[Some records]
- - -
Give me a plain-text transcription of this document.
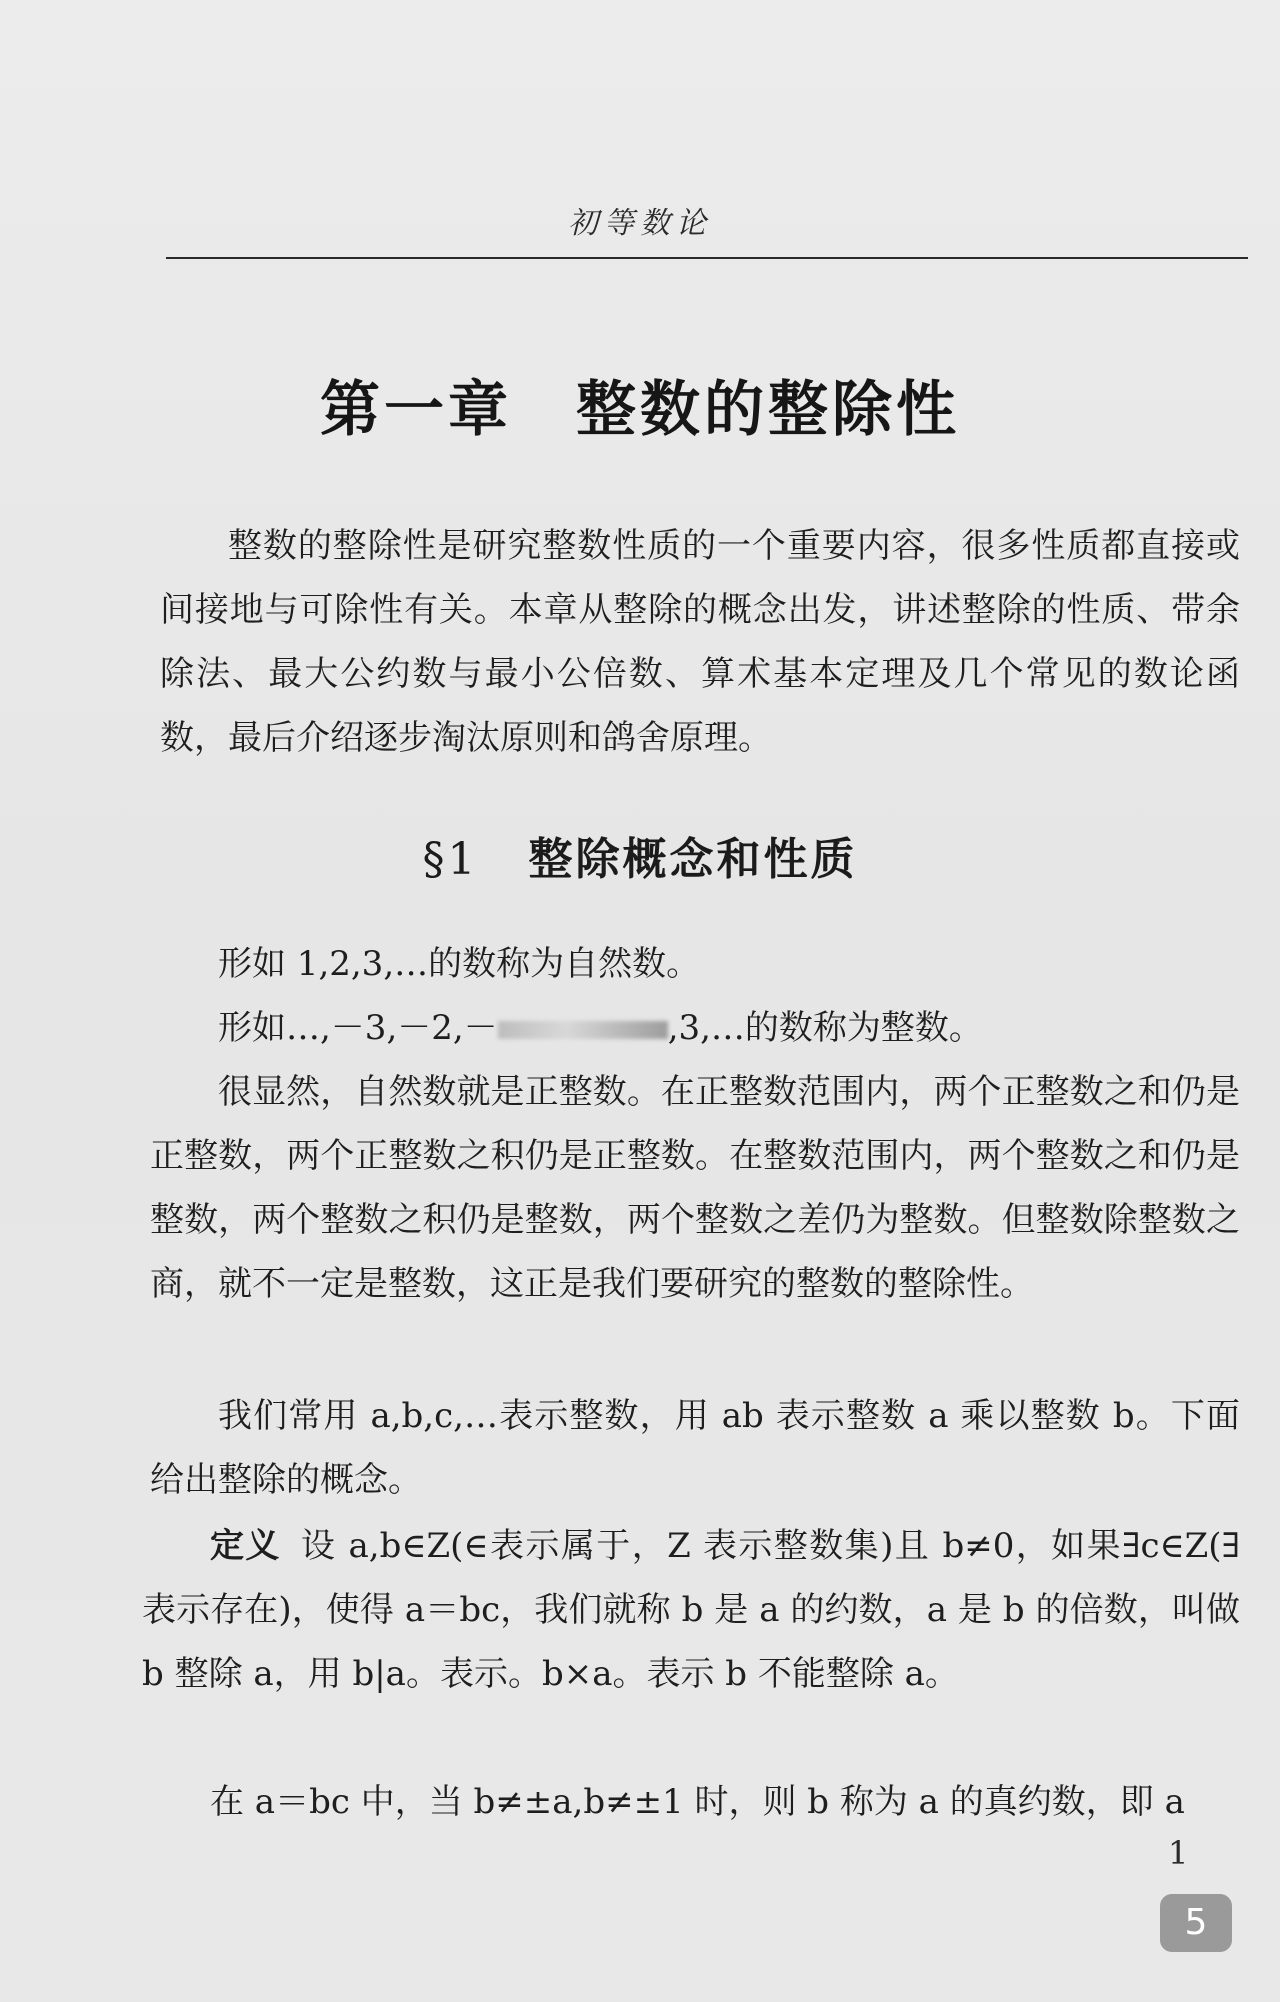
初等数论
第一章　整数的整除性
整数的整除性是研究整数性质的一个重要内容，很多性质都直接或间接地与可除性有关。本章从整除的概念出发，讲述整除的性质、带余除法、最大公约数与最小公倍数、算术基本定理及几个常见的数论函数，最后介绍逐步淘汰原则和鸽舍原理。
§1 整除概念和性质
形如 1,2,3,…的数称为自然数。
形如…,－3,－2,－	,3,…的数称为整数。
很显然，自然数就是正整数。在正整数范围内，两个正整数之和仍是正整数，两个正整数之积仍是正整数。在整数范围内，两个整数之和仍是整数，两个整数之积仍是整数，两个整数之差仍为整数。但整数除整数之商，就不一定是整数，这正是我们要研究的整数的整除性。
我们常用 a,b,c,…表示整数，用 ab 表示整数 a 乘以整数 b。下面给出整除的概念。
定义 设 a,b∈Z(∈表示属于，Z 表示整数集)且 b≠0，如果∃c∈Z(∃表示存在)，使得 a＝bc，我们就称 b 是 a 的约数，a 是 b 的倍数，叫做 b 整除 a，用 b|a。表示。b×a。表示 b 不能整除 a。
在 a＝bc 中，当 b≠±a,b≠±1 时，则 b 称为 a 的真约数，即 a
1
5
- - -
▸ Directive
Pictures in the records above are left out; print everything else exactly as written.

▸ Solution to this exercise
Give me a plain-text transcription of this document.
初等数论
第一章　整数的整除性
整数的整除性是研究整数性质的一个重要内容，很多性质都直接或间接地与可除性有关。本章从整除的概念出发，讲述整除的性质、带余除法、最大公约数与最小公倍数、算术基本定理及几个常见的数论函数，最后介绍逐步淘汰原则和鸽舍原理。
§1 整除概念和性质
形如 1,2,3,…的数称为自然数。
形如…,－3,－2,－	,3,…的数称为整数。
很显然，自然数就是正整数。在正整数范围内，两个正整数之和仍是正整数，两个正整数之积仍是正整数。在整数范围内，两个整数之和仍是整数，两个整数之积仍是整数，两个整数之差仍为整数。但整数除整数之商，就不一定是整数，这正是我们要研究的整数的整除性。
我们常用 a,b,c,…表示整数，用 ab 表示整数 a 乘以整数 b。下面给出整除的概念。
定义 设 a,b∈Z(∈表示属于，Z 表示整数集)且 b≠0，如果∃c∈Z(∃表示存在)，使得 a＝bc，我们就称 b 是 a 的约数，a 是 b 的倍数，叫做 b 整除 a，用 b|a。表示。b×a。表示 b 不能整除 a。
在 a＝bc 中，当 b≠±a,b≠±1 时，则 b 称为 a 的真约数，即 a
1
5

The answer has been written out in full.